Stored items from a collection
>> START
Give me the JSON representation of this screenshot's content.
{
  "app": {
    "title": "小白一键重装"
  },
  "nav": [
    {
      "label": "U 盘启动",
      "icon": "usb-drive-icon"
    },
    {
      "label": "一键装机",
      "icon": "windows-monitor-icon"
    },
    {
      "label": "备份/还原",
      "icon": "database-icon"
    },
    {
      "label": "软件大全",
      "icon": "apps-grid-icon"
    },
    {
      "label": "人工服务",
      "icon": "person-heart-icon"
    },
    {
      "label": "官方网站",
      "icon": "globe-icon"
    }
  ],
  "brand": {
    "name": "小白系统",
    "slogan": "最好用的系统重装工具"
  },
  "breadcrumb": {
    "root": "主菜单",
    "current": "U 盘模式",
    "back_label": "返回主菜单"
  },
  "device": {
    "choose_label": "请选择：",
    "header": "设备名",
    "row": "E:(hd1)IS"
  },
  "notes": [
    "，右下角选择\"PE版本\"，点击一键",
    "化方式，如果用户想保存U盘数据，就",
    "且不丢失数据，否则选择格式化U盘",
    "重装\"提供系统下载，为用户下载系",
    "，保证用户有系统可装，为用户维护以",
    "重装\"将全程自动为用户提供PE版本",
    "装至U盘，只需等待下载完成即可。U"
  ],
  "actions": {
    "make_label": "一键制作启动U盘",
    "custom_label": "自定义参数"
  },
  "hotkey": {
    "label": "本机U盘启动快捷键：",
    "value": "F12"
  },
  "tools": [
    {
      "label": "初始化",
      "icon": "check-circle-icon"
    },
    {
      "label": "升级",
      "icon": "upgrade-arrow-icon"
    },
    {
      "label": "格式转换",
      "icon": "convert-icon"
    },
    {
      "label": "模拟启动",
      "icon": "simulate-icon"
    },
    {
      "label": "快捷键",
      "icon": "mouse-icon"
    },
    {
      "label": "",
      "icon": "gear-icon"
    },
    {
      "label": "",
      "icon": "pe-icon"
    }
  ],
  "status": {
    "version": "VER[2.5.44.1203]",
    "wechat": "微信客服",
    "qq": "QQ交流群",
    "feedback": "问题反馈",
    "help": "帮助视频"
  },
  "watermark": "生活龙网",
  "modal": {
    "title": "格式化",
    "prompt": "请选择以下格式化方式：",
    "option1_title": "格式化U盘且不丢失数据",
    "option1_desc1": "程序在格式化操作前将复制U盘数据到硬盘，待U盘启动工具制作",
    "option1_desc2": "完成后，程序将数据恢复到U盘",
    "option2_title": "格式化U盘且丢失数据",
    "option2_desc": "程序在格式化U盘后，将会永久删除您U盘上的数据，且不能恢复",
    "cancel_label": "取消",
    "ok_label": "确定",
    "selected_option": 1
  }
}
>> END
### [Aim]
Without changing a word, restate the whole listing.

### [Result of the exercise]
Give me the JSON representation of this screenshot's content.
{
  "app": {
    "title": "小白一键重装"
  },
  "nav": [
    {
      "label": "U 盘启动",
      "icon": "usb-drive-icon"
    },
    {
      "label": "一键装机",
      "icon": "windows-monitor-icon"
    },
    {
      "label": "备份/还原",
      "icon": "database-icon"
    },
    {
      "label": "软件大全",
      "icon": "apps-grid-icon"
    },
    {
      "label": "人工服务",
      "icon": "person-heart-icon"
    },
    {
      "label": "官方网站",
      "icon": "globe-icon"
    }
  ],
  "brand": {
    "name": "小白系统",
    "slogan": "最好用的系统重装工具"
  },
  "breadcrumb": {
    "root": "主菜单",
    "current": "U 盘模式",
    "back_label": "返回主菜单"
  },
  "device": {
    "choose_label": "请选择：",
    "header": "设备名",
    "row": "E:(hd1)IS"
  },
  "notes": [
    "，右下角选择\"PE版本\"，点击一键",
    "化方式，如果用户想保存U盘数据，就",
    "且不丢失数据，否则选择格式化U盘",
    "重装\"提供系统下载，为用户下载系",
    "，保证用户有系统可装，为用户维护以",
    "重装\"将全程自动为用户提供PE版本",
    "装至U盘，只需等待下载完成即可。U"
  ],
  "actions": {
    "make_label": "一键制作启动U盘",
    "custom_label": "自定义参数"
  },
  "hotkey": {
    "label": "本机U盘启动快捷键：",
    "value": "F12"
  },
  "tools": [
    {
      "label": "初始化",
      "icon": "check-circle-icon"
    },
    {
      "label": "升级",
      "icon": "upgrade-arrow-icon"
    },
    {
      "label": "格式转换",
      "icon": "convert-icon"
    },
    {
      "label": "模拟启动",
      "icon": "simulate-icon"
    },
    {
      "label": "快捷键",
      "icon": "mouse-icon"
    },
    {
      "label": "",
      "icon": "gear-icon"
    },
    {
      "label": "",
      "icon": "pe-icon"
    }
  ],
  "status": {
    "version": "VER[2.5.44.1203]",
    "wechat": "微信客服",
    "qq": "QQ交流群",
    "feedback": "问题反馈",
    "help": "帮助视频"
  },
  "watermark": "生活龙网",
  "modal": {
    "title": "格式化",
    "prompt": "请选择以下格式化方式：",
    "option1_title": "格式化U盘且不丢失数据",
    "option1_desc1": "程序在格式化操作前将复制U盘数据到硬盘，待U盘启动工具制作",
    "option1_desc2": "完成后，程序将数据恢复到U盘",
    "option2_title": "格式化U盘且丢失数据",
    "option2_desc": "程序在格式化U盘后，将会永久删除您U盘上的数据，且不能恢复",
    "cancel_label": "取消",
    "ok_label": "确定",
    "selected_option": 1
  }
}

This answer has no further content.